§ **STORED ROWS**

** begin **

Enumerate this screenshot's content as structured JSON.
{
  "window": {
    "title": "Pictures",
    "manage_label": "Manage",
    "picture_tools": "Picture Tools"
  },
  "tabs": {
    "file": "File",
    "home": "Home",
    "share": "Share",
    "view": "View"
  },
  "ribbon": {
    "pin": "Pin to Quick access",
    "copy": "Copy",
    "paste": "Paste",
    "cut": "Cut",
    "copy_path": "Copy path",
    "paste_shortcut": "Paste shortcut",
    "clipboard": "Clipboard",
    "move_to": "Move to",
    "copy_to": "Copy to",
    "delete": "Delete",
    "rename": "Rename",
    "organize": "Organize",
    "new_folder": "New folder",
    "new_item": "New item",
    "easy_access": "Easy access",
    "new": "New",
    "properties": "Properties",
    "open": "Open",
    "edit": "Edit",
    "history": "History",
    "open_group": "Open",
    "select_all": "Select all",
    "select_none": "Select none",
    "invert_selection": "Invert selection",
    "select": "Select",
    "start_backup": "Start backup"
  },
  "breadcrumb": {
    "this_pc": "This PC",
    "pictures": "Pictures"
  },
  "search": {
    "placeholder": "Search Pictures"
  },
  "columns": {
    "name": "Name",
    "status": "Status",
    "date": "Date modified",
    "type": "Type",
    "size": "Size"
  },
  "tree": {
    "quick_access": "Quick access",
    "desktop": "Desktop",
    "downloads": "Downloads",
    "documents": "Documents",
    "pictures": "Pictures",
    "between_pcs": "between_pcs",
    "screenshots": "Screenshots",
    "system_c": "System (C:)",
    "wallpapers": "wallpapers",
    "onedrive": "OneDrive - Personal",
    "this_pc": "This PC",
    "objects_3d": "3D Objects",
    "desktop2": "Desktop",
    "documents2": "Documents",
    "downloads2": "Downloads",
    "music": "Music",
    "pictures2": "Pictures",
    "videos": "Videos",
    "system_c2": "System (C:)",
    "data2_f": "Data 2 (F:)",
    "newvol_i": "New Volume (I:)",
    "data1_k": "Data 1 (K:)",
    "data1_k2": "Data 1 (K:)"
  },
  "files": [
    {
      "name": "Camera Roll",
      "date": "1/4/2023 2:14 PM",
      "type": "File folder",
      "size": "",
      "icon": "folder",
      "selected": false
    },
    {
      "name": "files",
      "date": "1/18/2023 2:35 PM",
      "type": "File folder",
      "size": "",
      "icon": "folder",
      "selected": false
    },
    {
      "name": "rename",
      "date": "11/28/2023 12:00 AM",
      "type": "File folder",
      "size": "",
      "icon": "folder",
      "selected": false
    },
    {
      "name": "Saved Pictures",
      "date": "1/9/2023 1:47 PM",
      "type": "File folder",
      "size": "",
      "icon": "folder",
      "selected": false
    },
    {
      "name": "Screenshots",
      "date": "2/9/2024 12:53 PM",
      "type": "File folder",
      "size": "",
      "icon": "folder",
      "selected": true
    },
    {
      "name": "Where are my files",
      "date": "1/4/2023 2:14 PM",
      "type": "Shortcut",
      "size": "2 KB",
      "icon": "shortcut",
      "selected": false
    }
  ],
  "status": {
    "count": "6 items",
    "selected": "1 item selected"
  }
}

** end **

§ **DIRECTION**
Every entry above should be retyped exactly as shown.

§ **SOLUTION**
Enumerate this screenshot's content as structured JSON.
{
  "window": {
    "title": "Pictures",
    "manage_label": "Manage",
    "picture_tools": "Picture Tools"
  },
  "tabs": {
    "file": "File",
    "home": "Home",
    "share": "Share",
    "view": "View"
  },
  "ribbon": {
    "pin": "Pin to Quick access",
    "copy": "Copy",
    "paste": "Paste",
    "cut": "Cut",
    "copy_path": "Copy path",
    "paste_shortcut": "Paste shortcut",
    "clipboard": "Clipboard",
    "move_to": "Move to",
    "copy_to": "Copy to",
    "delete": "Delete",
    "rename": "Rename",
    "organize": "Organize",
    "new_folder": "New folder",
    "new_item": "New item",
    "easy_access": "Easy access",
    "new": "New",
    "properties": "Properties",
    "open": "Open",
    "edit": "Edit",
    "history": "History",
    "open_group": "Open",
    "select_all": "Select all",
    "select_none": "Select none",
    "invert_selection": "Invert selection",
    "select": "Select",
    "start_backup": "Start backup"
  },
  "breadcrumb": {
    "this_pc": "This PC",
    "pictures": "Pictures"
  },
  "search": {
    "placeholder": "Search Pictures"
  },
  "columns": {
    "name": "Name",
    "status": "Status",
    "date": "Date modified",
    "type": "Type",
    "size": "Size"
  },
  "tree": {
    "quick_access": "Quick access",
    "desktop": "Desktop",
    "downloads": "Downloads",
    "documents": "Documents",
    "pictures": "Pictures",
    "between_pcs": "between_pcs",
    "screenshots": "Screenshots",
    "system_c": "System (C:)",
    "wallpapers": "wallpapers",
    "onedrive": "OneDrive - Personal",
    "this_pc": "This PC",
    "objects_3d": "3D Objects",
    "desktop2": "Desktop",
    "documents2": "Documents",
    "downloads2": "Downloads",
    "music": "Music",
    "pictures2": "Pictures",
    "videos": "Videos",
    "system_c2": "System (C:)",
    "data2_f": "Data 2 (F:)",
    "newvol_i": "New Volume (I:)",
    "data1_k": "Data 1 (K:)",
    "data1_k2": "Data 1 (K:)"
  },
  "files": [
    {
      "name": "Camera Roll",
      "date": "1/4/2023 2:14 PM",
      "type": "File folder",
      "size": "",
      "icon": "folder",
      "selected": false
    },
    {
      "name": "files",
      "date": "1/18/2023 2:35 PM",
      "type": "File folder",
      "size": "",
      "icon": "folder",
      "selected": false
    },
    {
      "name": "rename",
      "date": "11/28/2023 12:00 AM",
      "type": "File folder",
      "size": "",
      "icon": "folder",
      "selected": false
    },
    {
      "name": "Saved Pictures",
      "date": "1/9/2023 1:47 PM",
      "type": "File folder",
      "size": "",
      "icon": "folder",
      "selected": false
    },
    {
      "name": "Screenshots",
      "date": "2/9/2024 12:53 PM",
      "type": "File folder",
      "size": "",
      "icon": "folder",
      "selected": true
    },
    {
      "name": "Where are my files",
      "date": "1/4/2023 2:14 PM",
      "type": "Shortcut",
      "size": "2 KB",
      "icon": "shortcut",
      "selected": false
    }
  ],
  "status": {
    "count": "6 items",
    "selected": "1 item selected"
  }
}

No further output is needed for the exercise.